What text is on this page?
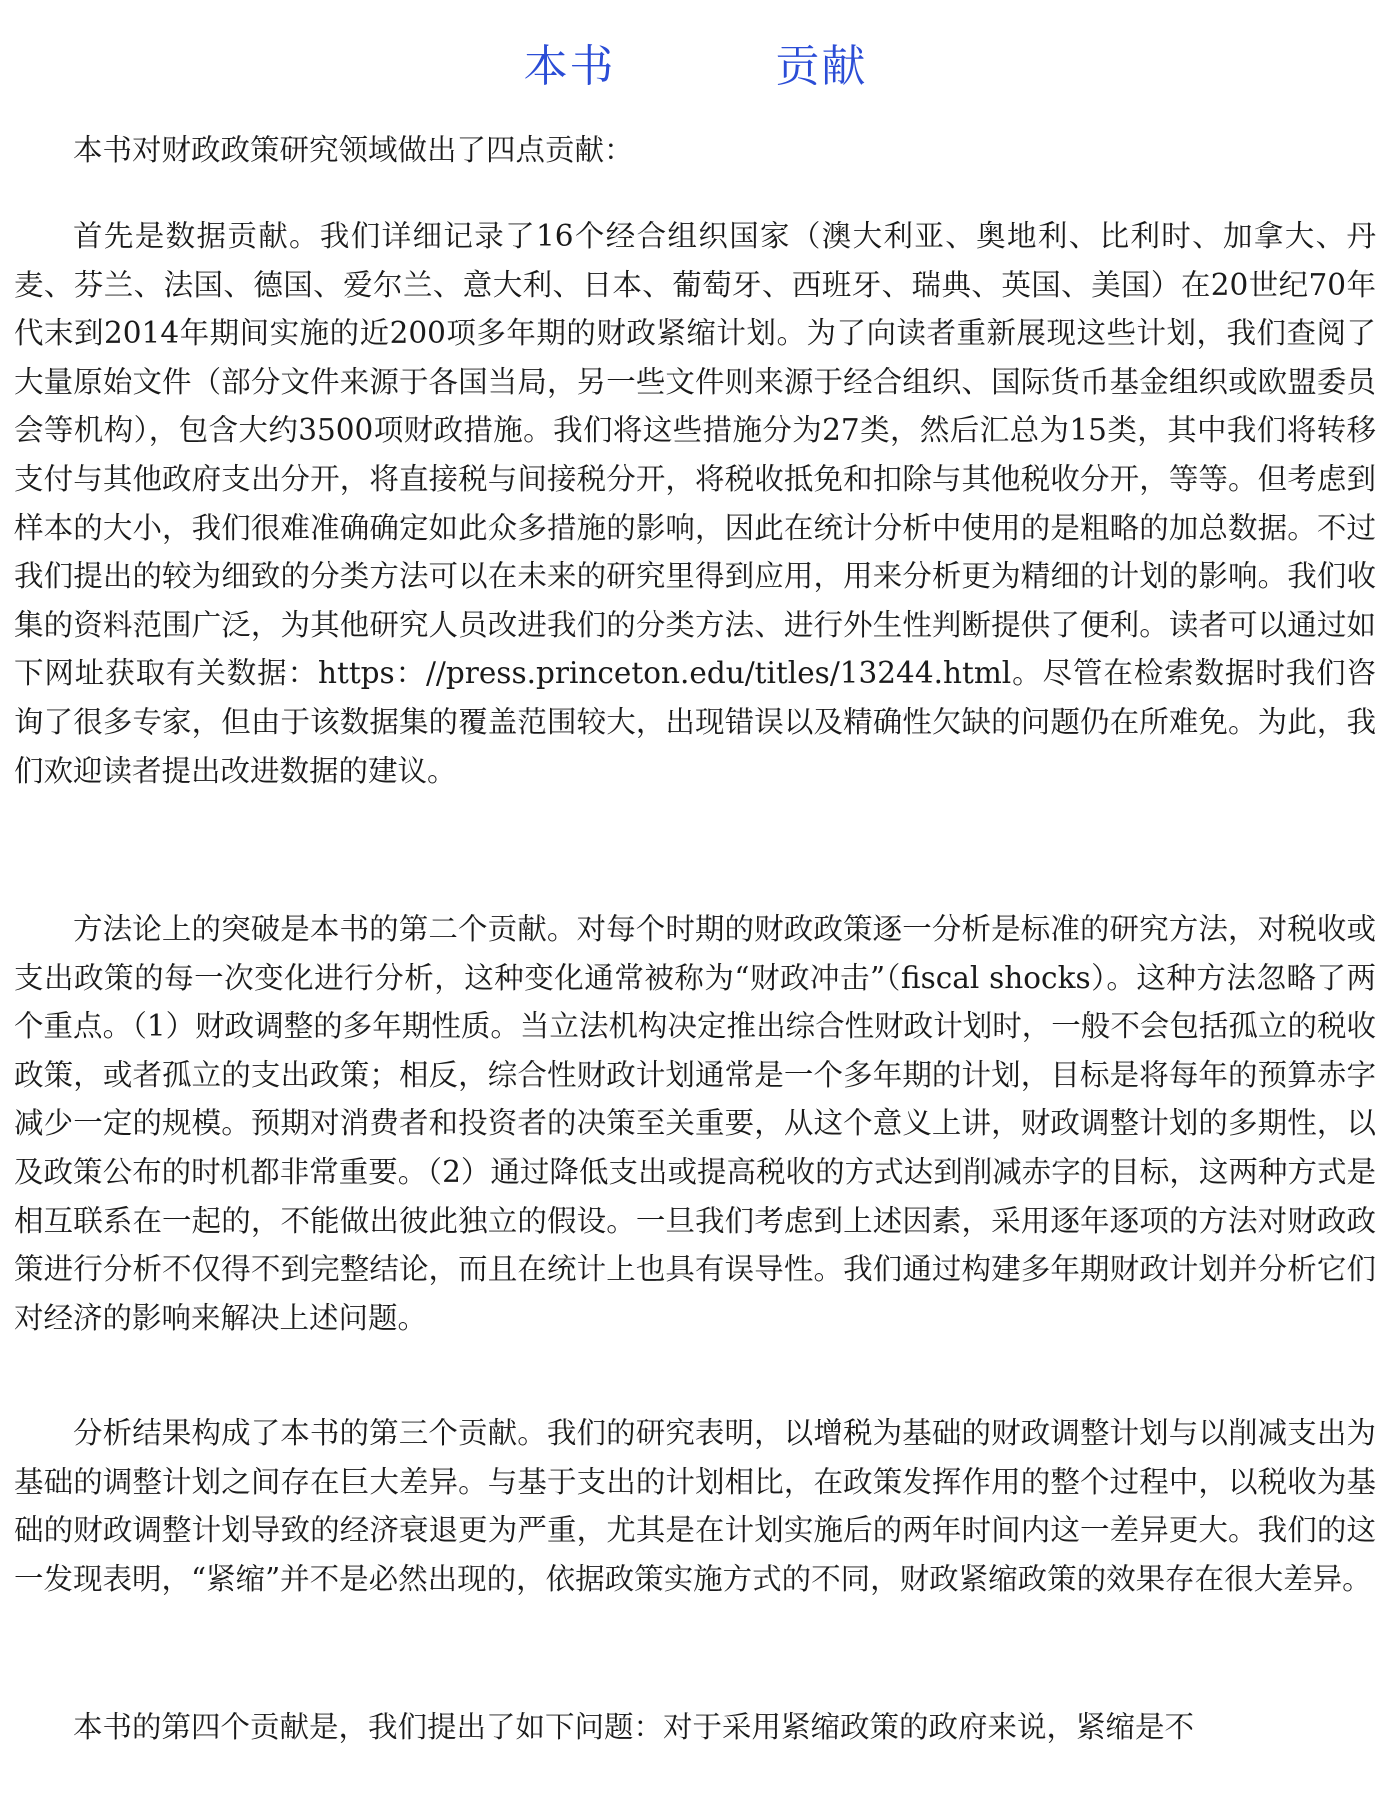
本书          贡献

本书对财政政策研究领域做出了四点贡献：

首先是数据贡献。我们详细记录了16个经合组织国家（澳大利亚、奥地利、比利时、加拿大、丹麦、芬兰、法国、德国、爱尔兰、意大利、日本、葡萄牙、西班牙、瑞典、英国、美国）在20世纪70年代末到2014年期间实施的近200项多年期的财政紧缩计划。为了向读者重新展现这些计划，我们查阅了大量原始文件（部分文件来源于各国当局，另一些文件则来源于经合组织、国际货币基金组织或欧盟委员会等机构），包含大约3500项财政措施。我们将这些措施分为27类，然后汇总为15类，其中我们将转移支付与其他政府支出分开，将直接税与间接税分开，将税收抵免和扣除与其他税收分开，等等。但考虑到样本的大小，我们很难准确确定如此众多措施的影响，因此在统计分析中使用的是粗略的加总数据。不过我们提出的较为细致的分类方法可以在未来的研究里得到应用，用来分析更为精细的计划的影响。我们收集的资料范围广泛，为其他研究人员改进我们的分类方法、进行外生性判断提供了便利。读者可以通过如下网址获取有关数据：https：//press.princeton.edu/titles/13244.html。尽管在检索数据时我们咨询了很多专家，但由于该数据集的覆盖范围较大，出现错误以及精确性欠缺的问题仍在所难免。为此，我们欢迎读者提出改进数据的建议。

方法论上的突破是本书的第二个贡献。对每个时期的财政政策逐一分析是标准的研究方法，对税收或支出政策的每一次变化进行分析，这种变化通常被称为“财政冲击”（fiscal shocks）。这种方法忽略了两个重点。（1）财政调整的多年期性质。当立法机构决定推出综合性财政计划时，一般不会包括孤立的税收政策，或者孤立的支出政策；相反，综合性财政计划通常是一个多年期的计划，目标是将每年的预算赤字减少一定的规模。预期对消费者和投资者的决策至关重要，从这个意义上讲，财政调整计划的多期性，以及政策公布的时机都非常重要。（2）通过降低支出或提高税收的方式达到削减赤字的目标，这两种方式是相互联系在一起的，不能做出彼此独立的假设。一旦我们考虑到上述因素，采用逐年逐项的方法对财政政策进行分析不仅得不到完整结论，而且在统计上也具有误导性。我们通过构建多年期财政计划并分析它们对经济的影响来解决上述问题。

分析结果构成了本书的第三个贡献。我们的研究表明，以增税为基础的财政调整计划与以削减支出为基础的调整计划之间存在巨大差异。与基于支出的计划相比，在政策发挥作用的整个过程中，以税收为基础的财政调整计划导致的经济衰退更为严重，尤其是在计划实施后的两年时间内这一差异更大。我们的这一发现表明，“紧缩”并不是必然出现的，依据政策实施方式的不同，财政紧缩政策的效果存在很大差异。

本书的第四个贡献是，我们提出了如下问题：对于采用紧缩政策的政府来说，紧缩是不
------------------------------------------------
Problem = Please repeat the entries exactly. Do not include the pictures.

The answer =
What text is on this page?
本书          贡献

本书对财政政策研究领域做出了四点贡献：

首先是数据贡献。我们详细记录了16个经合组织国家（澳大利亚、奥地利、比利时、加拿大、丹麦、芬兰、法国、德国、爱尔兰、意大利、日本、葡萄牙、西班牙、瑞典、英国、美国）在20世纪70年代末到2014年期间实施的近200项多年期的财政紧缩计划。为了向读者重新展现这些计划，我们查阅了大量原始文件（部分文件来源于各国当局，另一些文件则来源于经合组织、国际货币基金组织或欧盟委员会等机构），包含大约3500项财政措施。我们将这些措施分为27类，然后汇总为15类，其中我们将转移支付与其他政府支出分开，将直接税与间接税分开，将税收抵免和扣除与其他税收分开，等等。但考虑到样本的大小，我们很难准确确定如此众多措施的影响，因此在统计分析中使用的是粗略的加总数据。不过我们提出的较为细致的分类方法可以在未来的研究里得到应用，用来分析更为精细的计划的影响。我们收集的资料范围广泛，为其他研究人员改进我们的分类方法、进行外生性判断提供了便利。读者可以通过如下网址获取有关数据：https：//press.princeton.edu/titles/13244.html。尽管在检索数据时我们咨询了很多专家，但由于该数据集的覆盖范围较大，出现错误以及精确性欠缺的问题仍在所难免。为此，我们欢迎读者提出改进数据的建议。

方法论上的突破是本书的第二个贡献。对每个时期的财政政策逐一分析是标准的研究方法，对税收或支出政策的每一次变化进行分析，这种变化通常被称为“财政冲击”（fiscal shocks）。这种方法忽略了两个重点。（1）财政调整的多年期性质。当立法机构决定推出综合性财政计划时，一般不会包括孤立的税收政策，或者孤立的支出政策；相反，综合性财政计划通常是一个多年期的计划，目标是将每年的预算赤字减少一定的规模。预期对消费者和投资者的决策至关重要，从这个意义上讲，财政调整计划的多期性，以及政策公布的时机都非常重要。（2）通过降低支出或提高税收的方式达到削减赤字的目标，这两种方式是相互联系在一起的，不能做出彼此独立的假设。一旦我们考虑到上述因素，采用逐年逐项的方法对财政政策进行分析不仅得不到完整结论，而且在统计上也具有误导性。我们通过构建多年期财政计划并分析它们对经济的影响来解决上述问题。

分析结果构成了本书的第三个贡献。我们的研究表明，以增税为基础的财政调整计划与以削减支出为基础的调整计划之间存在巨大差异。与基于支出的计划相比，在政策发挥作用的整个过程中，以税收为基础的财政调整计划导致的经济衰退更为严重，尤其是在计划实施后的两年时间内这一差异更大。我们的这一发现表明，“紧缩”并不是必然出现的，依据政策实施方式的不同，财政紧缩政策的效果存在很大差异。

本书的第四个贡献是，我们提出了如下问题：对于采用紧缩政策的政府来说，紧缩是不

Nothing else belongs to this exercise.